▶ Given records:
━━━━━━━━━━━━━━━━
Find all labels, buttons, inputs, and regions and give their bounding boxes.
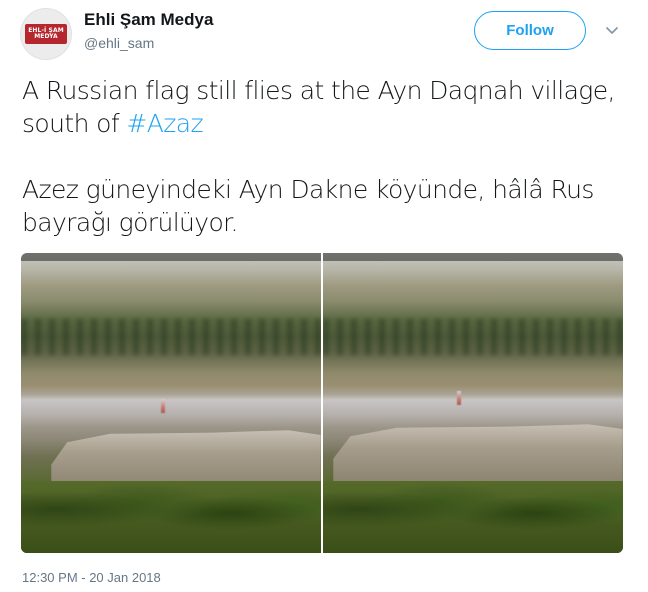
tweet-card: EHL-İ ŞAM MEDYA Ehli Şam Medya @ehli_sam… [0,0,648,592]
photo-vegetation [21,481,321,553]
tweet-text: A Russian flag still flies at the Ayn Da… [22,74,622,239]
follow-button[interactable]: Follow [474,11,586,50]
photo-treeline [21,319,321,355]
photo-left[interactable] [21,253,321,553]
photo-structure [51,430,321,489]
media-grid [21,253,623,553]
hashtag-link[interactable]: #Azaz [126,109,203,138]
avatar-logo: EHL-İ ŞAM MEDYA [25,24,67,44]
photo-right[interactable] [323,253,623,553]
photo-flag [457,391,461,405]
chevron-down-icon[interactable] [604,22,620,38]
photo-frame-edge [21,253,321,261]
tweet-paragraph-english: A Russian flag still flies at the Ayn Da… [22,74,622,140]
author-name[interactable]: Ehli Şam Medya [84,10,213,30]
author-handle[interactable]: @ehli_sam [84,35,154,51]
avatar-text-line2: MEDYA [34,33,58,40]
timestamp[interactable]: 12:30 PM - 20 Jan 2018 [22,570,161,585]
photo-frame-edge [323,253,623,261]
avatar[interactable]: EHL-İ ŞAM MEDYA [20,8,72,60]
tweet-line-english: A Russian flag still flies at the Ayn Da… [22,76,615,138]
photo-flag [161,399,165,413]
photo-vegetation [323,481,623,553]
photo-treeline [323,319,623,355]
photo-structure [333,424,623,483]
tweet-paragraph-turkish: Azez güneyindeki Ayn Dakne köyünde, hâlâ… [22,175,594,237]
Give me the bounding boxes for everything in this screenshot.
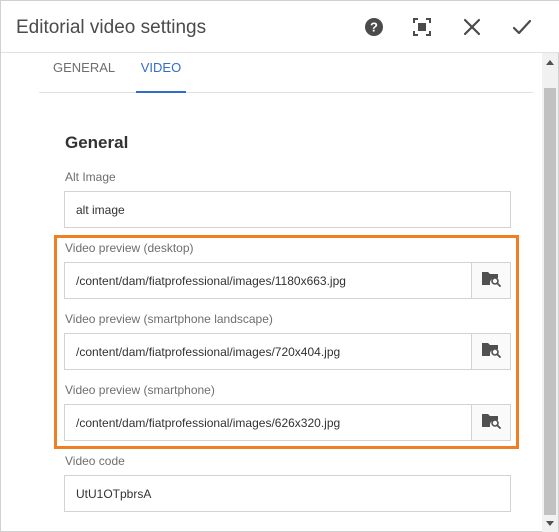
svg-text:?: ? [370,20,378,35]
alt-image-input[interactable] [64,191,511,228]
video-code-label: Video code [65,454,125,468]
preview-desktop-label: Video preview (desktop) [65,241,194,255]
browse-smartphone-button[interactable] [471,404,511,441]
folder-search-icon [481,411,501,434]
browse-desktop-button[interactable] [471,262,511,299]
tab-general[interactable]: GENERAL [53,53,115,93]
arrow-down-icon [546,514,554,532]
dialog-title: Editorial video settings [16,17,207,38]
scroll-up-button[interactable] [542,53,558,69]
done-button[interactable] [508,13,536,41]
scrollbar-thumb[interactable] [544,88,556,515]
checkmark-icon [512,18,532,36]
help-circle-icon: ? [364,17,384,37]
preview-desktop-input[interactable] [64,262,472,299]
fullscreen-icon [413,18,431,36]
editorial-video-settings-dialog: Editorial video settings ? GENERAL VIDEO… [0,0,559,532]
alt-image-label: Alt Image [65,170,116,184]
preview-smartphone-label: Video preview (smartphone) [65,383,215,397]
video-code-input[interactable] [64,475,511,512]
scroll-down-button[interactable] [542,515,558,531]
fullscreen-button[interactable] [408,13,436,41]
tab-video[interactable]: VIDEO [136,53,186,93]
help-button[interactable]: ? [360,13,388,41]
folder-search-icon [481,269,501,292]
tab-bar: GENERAL VIDEO [39,53,533,93]
preview-landscape-label: Video preview (smartphone landscape) [65,312,273,326]
folder-search-icon [481,340,501,363]
arrow-up-icon [546,52,554,70]
preview-landscape-input[interactable] [64,333,472,370]
dialog-header: Editorial video settings ? [1,1,559,53]
close-button[interactable] [458,13,486,41]
preview-smartphone-input[interactable] [64,404,472,441]
section-title: General [65,133,129,152]
close-icon [463,18,481,36]
browse-landscape-button[interactable] [471,333,511,370]
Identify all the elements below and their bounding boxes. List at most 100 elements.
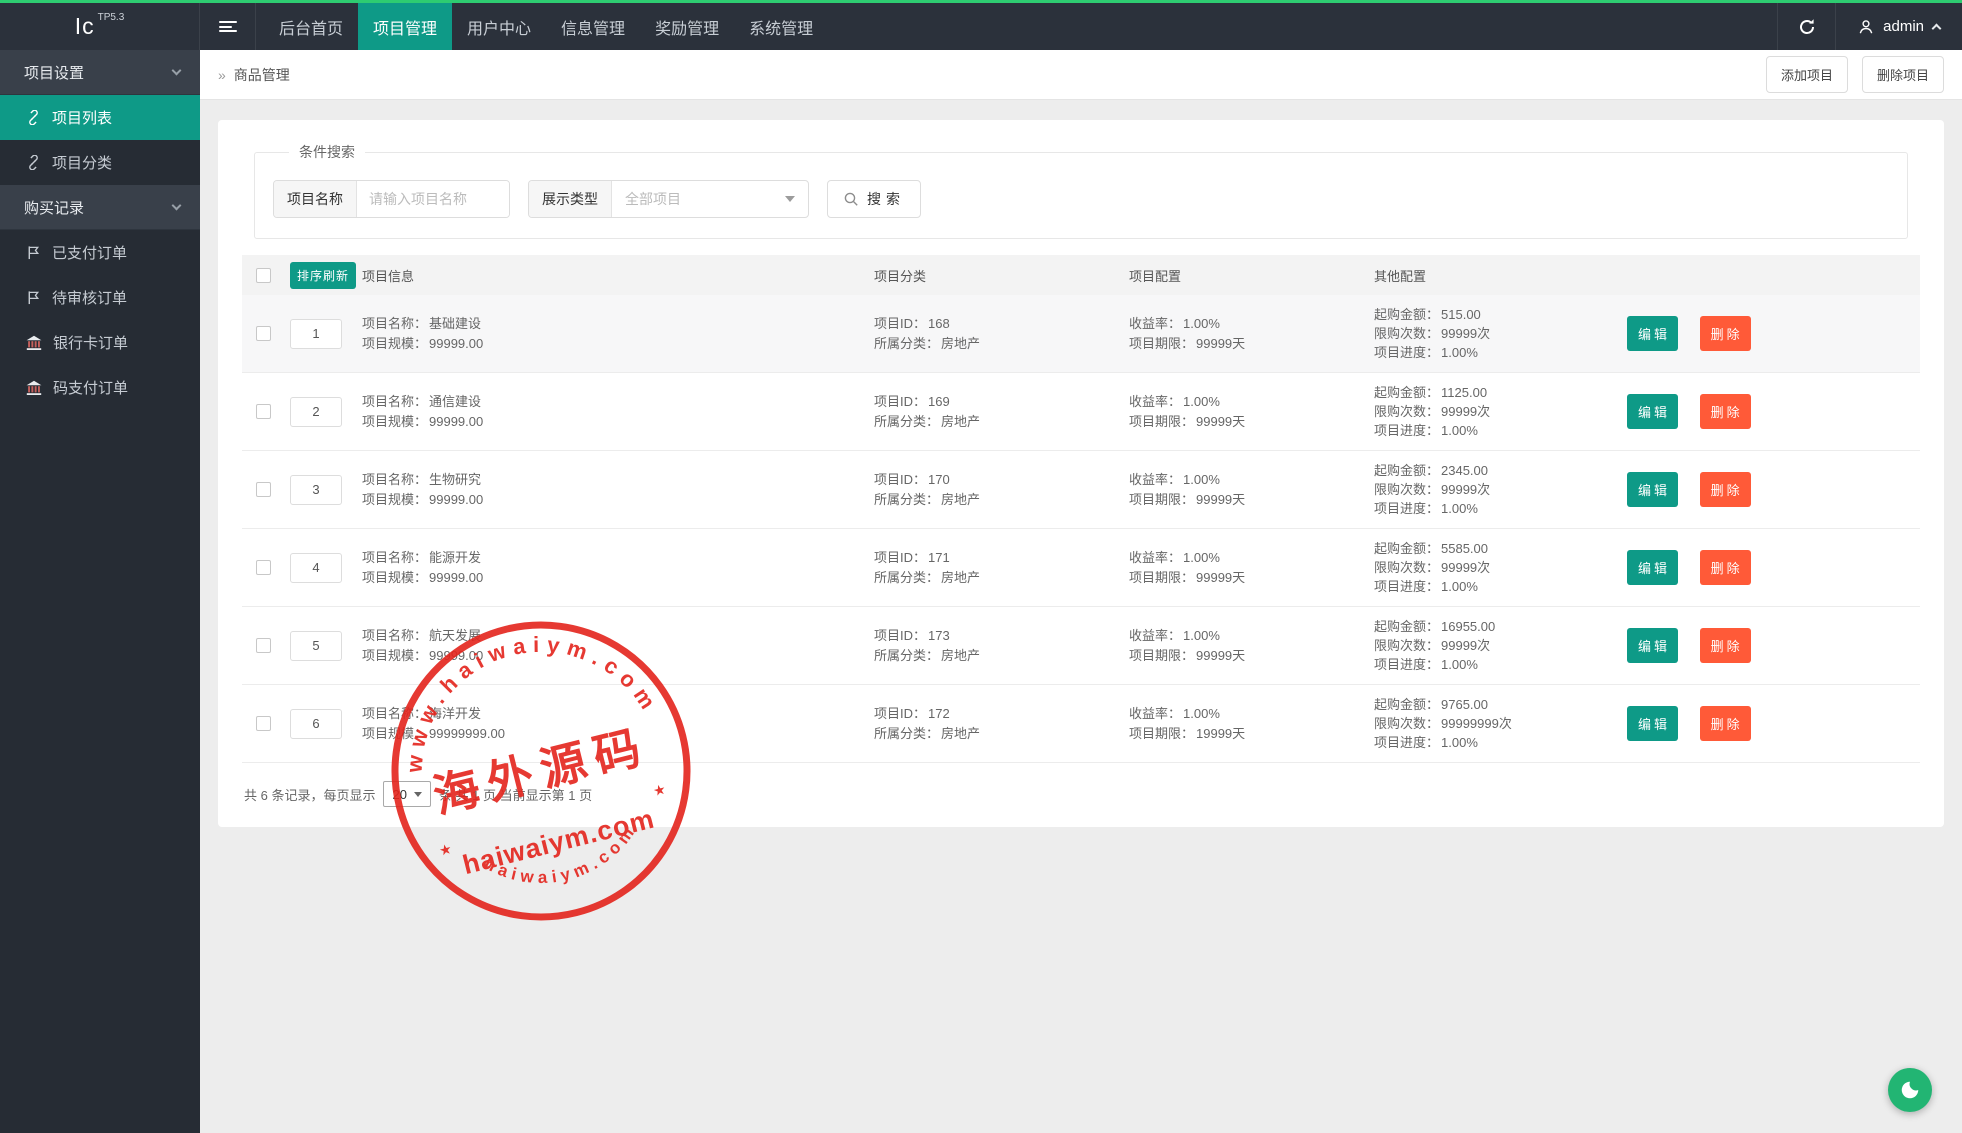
crescent-icon	[1899, 1079, 1921, 1101]
topbar: Ic TP5.3 后台首页 项目管理 用户中心 信息管理 奖励管理 系统管理	[0, 0, 1962, 50]
project-rate-label: 收益率：	[1129, 472, 1181, 487]
sidebar-item-qrpay-orders[interactable]: 码支付订单	[0, 365, 200, 410]
edit-button[interactable]: 编辑	[1627, 706, 1678, 741]
topnav-item-rewards[interactable]: 奖励管理	[640, 3, 734, 50]
row-order-input[interactable]	[290, 475, 342, 505]
sidebar-group-project-settings[interactable]: 项目设置	[0, 50, 200, 95]
breadcrumb-arrow-icon: »	[218, 67, 226, 83]
search-form: 项目名称 展示类型 全部项目	[273, 180, 1889, 218]
select-all-checkbox[interactable]	[256, 268, 271, 283]
delete-button[interactable]: 删除	[1700, 472, 1751, 507]
top-navigation: 后台首页 项目管理 用户中心 信息管理 奖励管理 系统管理	[264, 3, 828, 50]
delete-button[interactable]: 删除	[1700, 394, 1751, 429]
page-size-select[interactable]: 20	[383, 781, 430, 807]
row-order-input[interactable]	[290, 631, 342, 661]
sort-refresh-button[interactable]: 排序刷新	[290, 262, 356, 289]
row-checkbox[interactable]	[256, 482, 271, 497]
column-header-config: 项目配置	[1129, 266, 1374, 285]
sidebar-item-label: 待审核订单	[52, 287, 127, 308]
delete-button[interactable]: 删除	[1700, 550, 1751, 585]
project-name-value: 航天发展	[429, 628, 481, 643]
project-scale-label: 项目规模：	[362, 570, 427, 585]
project-name-value: 通信建设	[429, 394, 481, 409]
display-type-select[interactable]: 全部项目	[612, 181, 808, 217]
theme-float-button[interactable]	[1888, 1068, 1932, 1112]
main-area: » 商品管理 添加项目 删除项目 条件搜索 项目名称	[200, 50, 1962, 1133]
delete-button[interactable]: 删除	[1700, 628, 1751, 663]
sidebar-item-label: 码支付订单	[53, 377, 128, 398]
progress-value: 1.00%	[1441, 735, 1478, 750]
project-rate-label: 收益率：	[1129, 316, 1181, 331]
row-checkbox[interactable]	[256, 638, 271, 653]
purchase-limit-value: 99999次	[1441, 404, 1490, 419]
project-name-value: 能源开发	[429, 550, 481, 565]
sidebar-item-project-category[interactable]: 项目分类	[0, 140, 200, 185]
add-project-button[interactable]: 添加项目	[1766, 56, 1848, 93]
row-order-input[interactable]	[290, 553, 342, 583]
project-name-value: 海洋开发	[429, 706, 481, 721]
topnav-item-home[interactable]: 后台首页	[264, 3, 358, 50]
project-scale-label: 项目规模：	[362, 336, 427, 351]
row-checkbox[interactable]	[256, 560, 271, 575]
sidebar-toggle-button[interactable]	[200, 3, 256, 50]
project-category-value: 房地产	[941, 414, 980, 429]
pagination: 共 6 条记录，每页显示 20 条 共 1 页 当前显示第 1 页	[244, 781, 1920, 807]
sidebar-group-purchase-records[interactable]: 购买记录	[0, 185, 200, 230]
min-amount-label: 起购金额：	[1374, 385, 1439, 400]
project-name-input[interactable]	[357, 181, 509, 217]
sidebar-item-bankcard-orders[interactable]: 银行卡订单	[0, 320, 200, 365]
row-checkbox[interactable]	[256, 404, 271, 419]
sidebar-item-paid-orders[interactable]: 已支付订单	[0, 230, 200, 275]
min-amount-value: 1125.00	[1441, 385, 1487, 400]
project-name-label: 项目名称：	[362, 394, 427, 409]
row-order-input[interactable]	[290, 709, 342, 739]
logo: Ic TP5.3	[0, 3, 200, 50]
min-amount-label: 起购金额：	[1374, 619, 1439, 634]
progress-value: 1.00%	[1441, 657, 1478, 672]
edit-button[interactable]: 编辑	[1627, 550, 1678, 585]
edit-button[interactable]: 编辑	[1627, 394, 1678, 429]
table-row: 项目名称：基础建设 项目规模：99999.00 项目ID：168 所属分类：房地…	[242, 295, 1920, 373]
project-id-label: 项目ID：	[874, 550, 926, 565]
bank-icon	[26, 335, 42, 351]
delete-button[interactable]: 删除	[1700, 706, 1751, 741]
table-header: 排序刷新 项目信息 项目分类 项目配置 其他配置	[242, 255, 1920, 295]
project-category-value: 房地产	[941, 336, 980, 351]
topnav-item-system[interactable]: 系统管理	[734, 3, 828, 50]
pager-summary: 共 6 条记录，每页显示	[244, 785, 375, 804]
edit-button[interactable]: 编辑	[1627, 472, 1678, 507]
sidebar-item-project-list[interactable]: 项目列表	[0, 95, 200, 140]
sidebar-group-label: 购买记录	[24, 197, 84, 218]
content: 条件搜索 项目名称 展示类型 全部项目	[200, 100, 1962, 847]
topnav-item-users[interactable]: 用户中心	[452, 3, 546, 50]
delete-project-button[interactable]: 删除项目	[1862, 56, 1944, 93]
table-body: 项目名称：基础建设 项目规模：99999.00 项目ID：168 所属分类：房地…	[242, 295, 1920, 763]
page-actions: 添加项目 删除项目	[1766, 56, 1944, 93]
table-row: 项目名称：航天发展 项目规模：99999.00 项目ID：173 所属分类：房地…	[242, 607, 1920, 685]
edit-button[interactable]: 编辑	[1627, 628, 1678, 663]
row-checkbox[interactable]	[256, 716, 271, 731]
row-checkbox[interactable]	[256, 326, 271, 341]
topnav-item-info[interactable]: 信息管理	[546, 3, 640, 50]
project-term-label: 项目期限：	[1129, 726, 1194, 741]
account-menu[interactable]: admin	[1835, 3, 1962, 50]
delete-button[interactable]: 删除	[1700, 316, 1751, 351]
sidebar-item-pending-orders[interactable]: 待审核订单	[0, 275, 200, 320]
progress-value: 1.00%	[1441, 579, 1478, 594]
refresh-button[interactable]	[1777, 3, 1835, 50]
min-amount-label: 起购金额：	[1374, 463, 1439, 478]
min-amount-value: 2345.00	[1441, 463, 1488, 478]
search-button[interactable]: 搜索	[827, 180, 921, 218]
project-name-label: 项目名称	[274, 181, 357, 217]
edit-button[interactable]: 编辑	[1627, 316, 1678, 351]
min-amount-label: 起购金额：	[1374, 307, 1439, 322]
min-amount-value: 9765.00	[1441, 697, 1488, 712]
pager-page-info: 条 共 1 页 当前显示第 1 页	[439, 785, 592, 804]
topnav-item-projects[interactable]: 项目管理	[358, 3, 452, 50]
project-term-label: 项目期限：	[1129, 414, 1194, 429]
project-term-value: 99999天	[1196, 492, 1245, 507]
table-row: 项目名称：生物研究 项目规模：99999.00 项目ID：170 所属分类：房地…	[242, 451, 1920, 529]
row-order-input[interactable]	[290, 319, 342, 349]
row-order-input[interactable]	[290, 397, 342, 427]
project-id-label: 项目ID：	[874, 472, 926, 487]
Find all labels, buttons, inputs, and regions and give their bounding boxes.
━━━━━━━━━━━━━━━━
▶ What this task involves:
Starting with the data line that contains "1079, 1921, 1101]" and going on through the line that contains "560, 271, 575]", give those lines as a Markdown table with columns No. and Line. Put the row number under No. and the line under Line, and leave out any blank lines.

▶ Correct response:
| No. | Line |
|---|---|
| 1 | crescent-icon	[1899, 1079, 1921, 1101] |
| 2 | topbar: Ic TP5.3 后台首页 项目管理 用户中心 信息管理 奖励管理 系统管理	[0, 0, 1962, 50] |
| 3 | project-rate-label: 收益率：	[1129, 472, 1181, 487] |
| 4 | sidebar-item-qrpay-orders[interactable]: 码支付订单	[0, 365, 200, 410] |
| 5 | edit-button[interactable]: 编辑	[1627, 706, 1678, 741] |
| 6 | topnav-item-rewards[interactable]: 奖励管理	[640, 3, 734, 50] |
| 7 | row-order-input[interactable]	[290, 475, 342, 505] |
| 8 | sidebar-group-project-settings[interactable]: 项目设置	[0, 50, 200, 95] |
| 9 | breadcrumb-arrow-icon: »	[218, 67, 226, 83] |
| 10 | search-form: 项目名称 展示类型 全部项目	[273, 180, 1889, 218] |
| 11 | select-all-checkbox[interactable]	[256, 268, 271, 283] |
| 12 | delete-button[interactable]: 删除	[1700, 472, 1751, 507] |
| 13 | top-navigation: 后台首页 项目管理 用户中心 信息管理 奖励管理 系统管理	[264, 3, 828, 50] |
| 14 | delete-button[interactable]: 删除	[1700, 394, 1751, 429] |
| 15 | page-size-select[interactable]: 20	[383, 781, 430, 807] |
| 16 | row-order-input[interactable]	[290, 631, 342, 661] |
| 17 | sort-refresh-button[interactable]: 排序刷新	[290, 262, 356, 289] |
| 18 | row-checkbox[interactable]	[256, 482, 271, 497] |
| 19 | column-header-config: 项目配置	[1129, 266, 1374, 285] |
| 20 | sidebar-item-label: 待审核订单	[52, 287, 127, 308] |
| 21 | delete-button[interactable]: 删除	[1700, 550, 1751, 585] |
| 22 | project-name-value: 航天发展	[429, 628, 481, 643] |
| 23 | project-scale-label: 项目规模：	[362, 570, 427, 585] |
| 24 | project-name-value: 通信建设	[429, 394, 481, 409] |
| 25 | display-type-select[interactable]: 全部项目	[612, 181, 808, 217] |
| 26 | theme-float-button[interactable]	[1888, 1068, 1932, 1112] |
| 27 | main-area: » 商品管理 添加项目 删除项目 条件搜索 项目名称	[200, 50, 1962, 1133] |
| 28 | delete-button[interactable]: 删除	[1700, 628, 1751, 663] |
| 29 | sidebar-item-label: 码支付订单	[53, 377, 128, 398] |
| 30 | progress-value: 1.00%	[1441, 735, 1478, 750] |
| 31 | project-rate-label: 收益率：	[1129, 316, 1181, 331] |
| 32 | row-checkbox[interactable]	[256, 638, 271, 653] |
| 33 | purchase-limit-value: 99999次	[1441, 404, 1490, 419] |
| 34 | project-name-value: 能源开发	[429, 550, 481, 565] |
| 35 | sidebar-item-project-category[interactable]: 项目分类	[0, 140, 200, 185] |
| 36 | add-project-button[interactable]: 添加项目	[1766, 56, 1848, 93] |
| 37 | row-order-input[interactable]	[290, 553, 342, 583] |
| 38 | project-name-value: 海洋开发	[429, 706, 481, 721] |
| 39 | topnav-item-home[interactable]: 后台首页	[264, 3, 358, 50] |
| 40 | project-scale-label: 项目规模：	[362, 336, 427, 351] |
| 41 | row-checkbox[interactable]	[256, 560, 271, 575] |